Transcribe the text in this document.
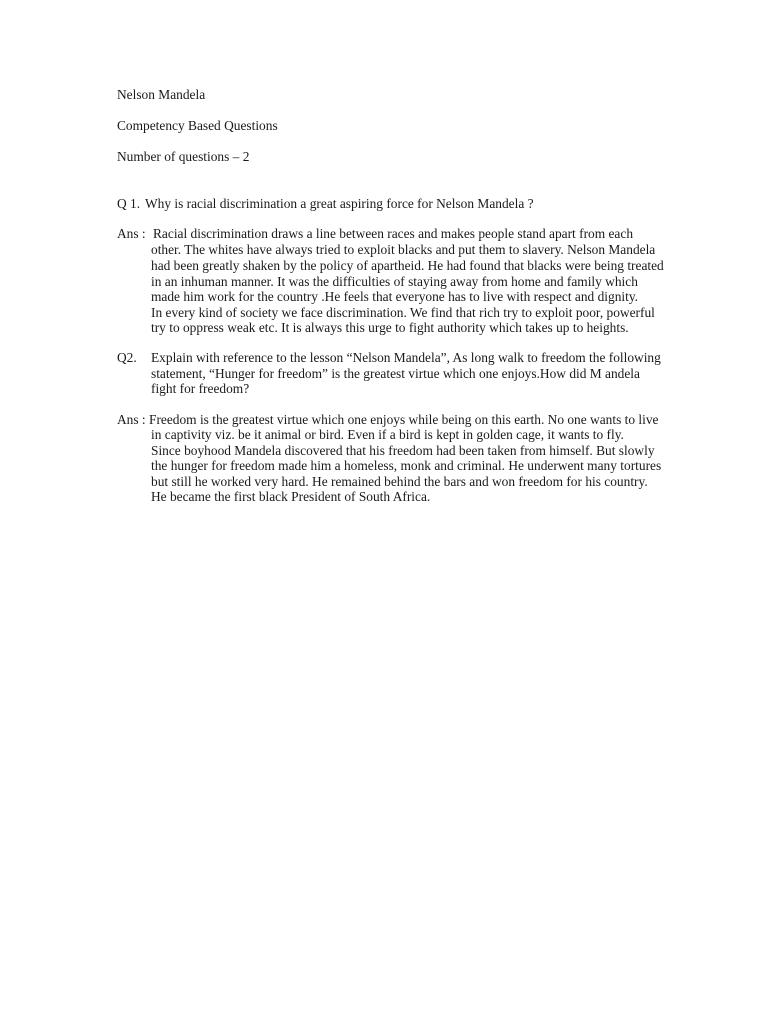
Nelson Mandela
Competency Based Questions
Number of questions – 2
Q 1. Why is racial discrimination a great aspiring force for Nelson Mandela ?
Ans : Racial discrimination draws a line between races and makes people stand apart from each
other. The whites have always tried to exploit blacks and put them to slavery. Nelson Mandela
had been greatly shaken by the policy of apartheid. He had found that blacks were being treated
in an inhuman manner. It was the difficulties of staying away from home and family which
made him work for the country .He feels that everyone has to live with respect and dignity.
In every kind of society we face discrimination. We find that rich try to exploit poor, powerful
try to oppress weak etc. It is always this urge to fight authority which takes up to heights.
Q2. Explain with reference to the lesson “Nelson Mandela”, As long walk to freedom the following
statement, “Hunger for freedom” is the greatest virtue which one enjoys.How did M andela
fight for freedom?
Ans : Freedom is the greatest virtue which one enjoys while being on this earth. No one wants to live
in captivity viz. be it animal or bird. Even if a bird is kept in golden cage, it wants to fly.
Since boyhood Mandela discovered that his freedom had been taken from himself. But slowly
the hunger for freedom made him a homeless, monk and criminal. He underwent many tortures
but still he worked very hard. He remained behind the bars and won freedom for his country.
He became the first black President of South Africa.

* _Task description_
Extract each line holding the word "greatest" from the records.

* _Written response_
statement, “Hunger for freedom” is the greatest virtue which one enjoys.How did M andela
Ans : Freedom is the greatest virtue which one enjoys while being on this earth. No one wants to live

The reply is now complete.